### Problem details
Can you write out the whole listing exactly?

### Exercise data

============

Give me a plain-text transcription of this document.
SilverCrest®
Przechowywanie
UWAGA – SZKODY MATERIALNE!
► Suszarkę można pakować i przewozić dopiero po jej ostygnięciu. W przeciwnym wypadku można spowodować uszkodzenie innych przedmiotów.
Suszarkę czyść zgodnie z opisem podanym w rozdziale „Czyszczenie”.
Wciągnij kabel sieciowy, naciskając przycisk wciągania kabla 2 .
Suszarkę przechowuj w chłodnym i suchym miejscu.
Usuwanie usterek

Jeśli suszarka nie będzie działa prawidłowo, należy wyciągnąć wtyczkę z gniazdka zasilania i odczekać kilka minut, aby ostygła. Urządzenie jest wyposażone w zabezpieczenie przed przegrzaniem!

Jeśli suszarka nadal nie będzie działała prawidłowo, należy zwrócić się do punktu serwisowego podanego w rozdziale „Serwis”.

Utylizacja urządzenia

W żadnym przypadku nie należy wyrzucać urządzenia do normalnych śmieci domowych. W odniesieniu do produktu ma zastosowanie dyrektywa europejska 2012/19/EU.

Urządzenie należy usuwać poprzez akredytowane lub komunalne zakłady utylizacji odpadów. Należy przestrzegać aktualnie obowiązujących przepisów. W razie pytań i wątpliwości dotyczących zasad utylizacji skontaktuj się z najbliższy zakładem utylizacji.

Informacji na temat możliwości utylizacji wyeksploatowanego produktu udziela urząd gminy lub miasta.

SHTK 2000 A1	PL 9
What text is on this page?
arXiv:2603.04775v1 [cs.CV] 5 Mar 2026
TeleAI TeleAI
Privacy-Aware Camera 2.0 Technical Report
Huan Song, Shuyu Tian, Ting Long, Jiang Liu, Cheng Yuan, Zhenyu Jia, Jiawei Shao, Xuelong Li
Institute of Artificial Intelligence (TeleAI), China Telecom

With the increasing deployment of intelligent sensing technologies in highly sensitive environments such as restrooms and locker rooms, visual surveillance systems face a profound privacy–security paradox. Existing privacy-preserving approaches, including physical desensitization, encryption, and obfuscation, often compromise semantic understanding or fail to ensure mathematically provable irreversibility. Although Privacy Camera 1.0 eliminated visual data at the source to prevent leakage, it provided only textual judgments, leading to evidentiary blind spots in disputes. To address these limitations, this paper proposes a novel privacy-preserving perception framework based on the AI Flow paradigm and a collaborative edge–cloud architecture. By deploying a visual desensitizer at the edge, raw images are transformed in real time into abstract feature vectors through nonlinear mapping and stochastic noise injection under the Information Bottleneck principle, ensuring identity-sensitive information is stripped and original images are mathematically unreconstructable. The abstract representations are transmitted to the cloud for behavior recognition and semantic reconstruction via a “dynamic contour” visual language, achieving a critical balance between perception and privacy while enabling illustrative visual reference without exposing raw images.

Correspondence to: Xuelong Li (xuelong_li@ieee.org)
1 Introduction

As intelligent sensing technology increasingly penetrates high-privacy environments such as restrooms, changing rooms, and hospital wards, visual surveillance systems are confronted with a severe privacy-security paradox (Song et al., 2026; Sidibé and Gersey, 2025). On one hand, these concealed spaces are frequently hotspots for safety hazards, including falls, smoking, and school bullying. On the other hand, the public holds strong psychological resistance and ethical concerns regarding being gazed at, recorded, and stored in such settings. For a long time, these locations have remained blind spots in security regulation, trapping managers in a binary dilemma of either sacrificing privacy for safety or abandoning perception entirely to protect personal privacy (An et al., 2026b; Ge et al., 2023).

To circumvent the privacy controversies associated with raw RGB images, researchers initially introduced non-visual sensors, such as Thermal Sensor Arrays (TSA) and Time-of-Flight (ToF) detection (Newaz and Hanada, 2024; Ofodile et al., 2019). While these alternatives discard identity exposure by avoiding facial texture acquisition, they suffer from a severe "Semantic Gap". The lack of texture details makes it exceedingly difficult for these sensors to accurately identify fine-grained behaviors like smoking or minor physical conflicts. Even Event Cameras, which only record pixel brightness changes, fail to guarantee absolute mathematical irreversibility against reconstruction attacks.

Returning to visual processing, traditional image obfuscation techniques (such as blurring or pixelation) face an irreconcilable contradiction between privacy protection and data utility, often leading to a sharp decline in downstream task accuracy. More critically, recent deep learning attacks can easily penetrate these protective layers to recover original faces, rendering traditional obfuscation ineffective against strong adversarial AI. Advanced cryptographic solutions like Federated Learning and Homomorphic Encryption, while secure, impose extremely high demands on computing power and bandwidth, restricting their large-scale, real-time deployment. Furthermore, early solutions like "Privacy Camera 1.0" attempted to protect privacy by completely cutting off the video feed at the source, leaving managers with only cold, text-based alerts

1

============

### Solution to the problem
Give me a plain-text transcription of this document.
SilverCrest®
Przechowywanie
UWAGA – SZKODY MATERIALNE!
► Suszarkę można pakować i przewozić dopiero po jej ostygnięciu. W przeciwnym wypadku można spowodować uszkodzenie innych przedmiotów.
Suszarkę czyść zgodnie z opisem podanym w rozdziale „Czyszczenie”.
Wciągnij kabel sieciowy, naciskając przycisk wciągania kabla 2 .
Suszarkę przechowuj w chłodnym i suchym miejscu.
Usuwanie usterek

Jeśli suszarka nie będzie działa prawidłowo, należy wyciągnąć wtyczkę z gniazdka zasilania i odczekać kilka minut, aby ostygła. Urządzenie jest wyposażone w zabezpieczenie przed przegrzaniem!

Jeśli suszarka nadal nie będzie działała prawidłowo, należy zwrócić się do punktu serwisowego podanego w rozdziale „Serwis”.

Utylizacja urządzenia

W żadnym przypadku nie należy wyrzucać urządzenia do normalnych śmieci domowych. W odniesieniu do produktu ma zastosowanie dyrektywa europejska 2012/19/EU.

Urządzenie należy usuwać poprzez akredytowane lub komunalne zakłady utylizacji odpadów. Należy przestrzegać aktualnie obowiązujących przepisów. W razie pytań i wątpliwości dotyczących zasad utylizacji skontaktuj się z najbliższy zakładem utylizacji.

Informacji na temat możliwości utylizacji wyeksploatowanego produktu udziela urząd gminy lub miasta.

SHTK 2000 A1	PL 9
What text is on this page?
arXiv:2603.04775v1 [cs.CV] 5 Mar 2026
TeleAI TeleAI
Privacy-Aware Camera 2.0 Technical Report
Huan Song, Shuyu Tian, Ting Long, Jiang Liu, Cheng Yuan, Zhenyu Jia, Jiawei Shao, Xuelong Li
Institute of Artificial Intelligence (TeleAI), China Telecom

With the increasing deployment of intelligent sensing technologies in highly sensitive environments such as restrooms and locker rooms, visual surveillance systems face a profound privacy–security paradox. Existing privacy-preserving approaches, including physical desensitization, encryption, and obfuscation, often compromise semantic understanding or fail to ensure mathematically provable irreversibility. Although Privacy Camera 1.0 eliminated visual data at the source to prevent leakage, it provided only textual judgments, leading to evidentiary blind spots in disputes. To address these limitations, this paper proposes a novel privacy-preserving perception framework based on the AI Flow paradigm and a collaborative edge–cloud architecture. By deploying a visual desensitizer at the edge, raw images are transformed in real time into abstract feature vectors through nonlinear mapping and stochastic noise injection under the Information Bottleneck principle, ensuring identity-sensitive information is stripped and original images are mathematically unreconstructable. The abstract representations are transmitted to the cloud for behavior recognition and semantic reconstruction via a “dynamic contour” visual language, achieving a critical balance between perception and privacy while enabling illustrative visual reference without exposing raw images.

Correspondence to: Xuelong Li (xuelong_li@ieee.org)
1 Introduction

As intelligent sensing technology increasingly penetrates high-privacy environments such as restrooms, changing rooms, and hospital wards, visual surveillance systems are confronted with a severe privacy-security paradox (Song et al., 2026; Sidibé and Gersey, 2025). On one hand, these concealed spaces are frequently hotspots for safety hazards, including falls, smoking, and school bullying. On the other hand, the public holds strong psychological resistance and ethical concerns regarding being gazed at, recorded, and stored in such settings. For a long time, these locations have remained blind spots in security regulation, trapping managers in a binary dilemma of either sacrificing privacy for safety or abandoning perception entirely to protect personal privacy (An et al., 2026b; Ge et al., 2023).

To circumvent the privacy controversies associated with raw RGB images, researchers initially introduced non-visual sensors, such as Thermal Sensor Arrays (TSA) and Time-of-Flight (ToF) detection (Newaz and Hanada, 2024; Ofodile et al., 2019). While these alternatives discard identity exposure by avoiding facial texture acquisition, they suffer from a severe "Semantic Gap". The lack of texture details makes it exceedingly difficult for these sensors to accurately identify fine-grained behaviors like smoking or minor physical conflicts. Even Event Cameras, which only record pixel brightness changes, fail to guarantee absolute mathematical irreversibility against reconstruction attacks.

Returning to visual processing, traditional image obfuscation techniques (such as blurring or pixelation) face an irreconcilable contradiction between privacy protection and data utility, often leading to a sharp decline in downstream task accuracy. More critically, recent deep learning attacks can easily penetrate these protective layers to recover original faces, rendering traditional obfuscation ineffective against strong adversarial AI. Advanced cryptographic solutions like Federated Learning and Homomorphic Encryption, while secure, impose extremely high demands on computing power and bandwidth, restricting their large-scale, real-time deployment. Furthermore, early solutions like "Privacy Camera 1.0" attempted to protect privacy by completely cutting off the video feed at the source, leaving managers with only cold, text-based alerts

1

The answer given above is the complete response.